ITEMS:

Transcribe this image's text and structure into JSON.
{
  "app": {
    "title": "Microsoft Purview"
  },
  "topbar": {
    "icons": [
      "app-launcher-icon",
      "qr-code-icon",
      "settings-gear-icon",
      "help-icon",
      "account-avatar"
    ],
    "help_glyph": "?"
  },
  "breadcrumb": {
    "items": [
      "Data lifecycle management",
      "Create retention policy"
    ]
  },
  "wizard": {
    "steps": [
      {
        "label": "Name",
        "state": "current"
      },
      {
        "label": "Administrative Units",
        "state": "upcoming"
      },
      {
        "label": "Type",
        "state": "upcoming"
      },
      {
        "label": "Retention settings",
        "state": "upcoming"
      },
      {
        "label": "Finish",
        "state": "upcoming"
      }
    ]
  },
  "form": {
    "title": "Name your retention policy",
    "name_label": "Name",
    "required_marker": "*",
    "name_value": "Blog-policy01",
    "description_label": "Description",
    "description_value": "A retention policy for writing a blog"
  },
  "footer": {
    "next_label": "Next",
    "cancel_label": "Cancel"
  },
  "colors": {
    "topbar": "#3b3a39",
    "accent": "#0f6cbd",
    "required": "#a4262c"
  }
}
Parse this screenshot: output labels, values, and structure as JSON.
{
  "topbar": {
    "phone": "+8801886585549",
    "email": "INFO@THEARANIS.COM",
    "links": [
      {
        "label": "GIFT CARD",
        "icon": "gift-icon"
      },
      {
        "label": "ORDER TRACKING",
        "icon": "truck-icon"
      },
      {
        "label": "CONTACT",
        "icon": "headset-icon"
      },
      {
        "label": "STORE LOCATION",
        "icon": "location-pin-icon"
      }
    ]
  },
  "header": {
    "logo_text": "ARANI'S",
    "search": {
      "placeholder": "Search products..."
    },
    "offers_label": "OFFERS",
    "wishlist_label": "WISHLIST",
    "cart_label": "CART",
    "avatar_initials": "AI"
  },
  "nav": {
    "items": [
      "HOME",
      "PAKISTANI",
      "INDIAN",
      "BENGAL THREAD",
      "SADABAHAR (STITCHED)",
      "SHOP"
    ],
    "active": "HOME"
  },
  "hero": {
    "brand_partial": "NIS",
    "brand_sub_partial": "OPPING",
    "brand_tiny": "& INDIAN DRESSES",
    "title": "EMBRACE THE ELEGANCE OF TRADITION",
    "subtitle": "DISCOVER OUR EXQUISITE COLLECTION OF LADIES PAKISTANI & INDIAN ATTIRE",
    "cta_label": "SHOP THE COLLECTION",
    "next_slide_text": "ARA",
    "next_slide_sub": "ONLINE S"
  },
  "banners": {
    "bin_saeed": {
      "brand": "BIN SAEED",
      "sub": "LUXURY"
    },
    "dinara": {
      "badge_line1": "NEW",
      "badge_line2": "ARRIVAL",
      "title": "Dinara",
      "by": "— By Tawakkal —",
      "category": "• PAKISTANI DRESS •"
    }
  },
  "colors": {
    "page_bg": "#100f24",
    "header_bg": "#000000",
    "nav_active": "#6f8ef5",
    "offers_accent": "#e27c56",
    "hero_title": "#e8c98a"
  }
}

SET EXERCISE:
From the data above, pick out each line containing "INDIAN" and copy it.

TASK ANSWER:
      "INDIAN",
    "brand_tiny": "& INDIAN DRESSES",
    "subtitle": "DISCOVER OUR EXQUISITE COLLECTION OF LADIES PAKISTANI & INDIAN ATTIRE",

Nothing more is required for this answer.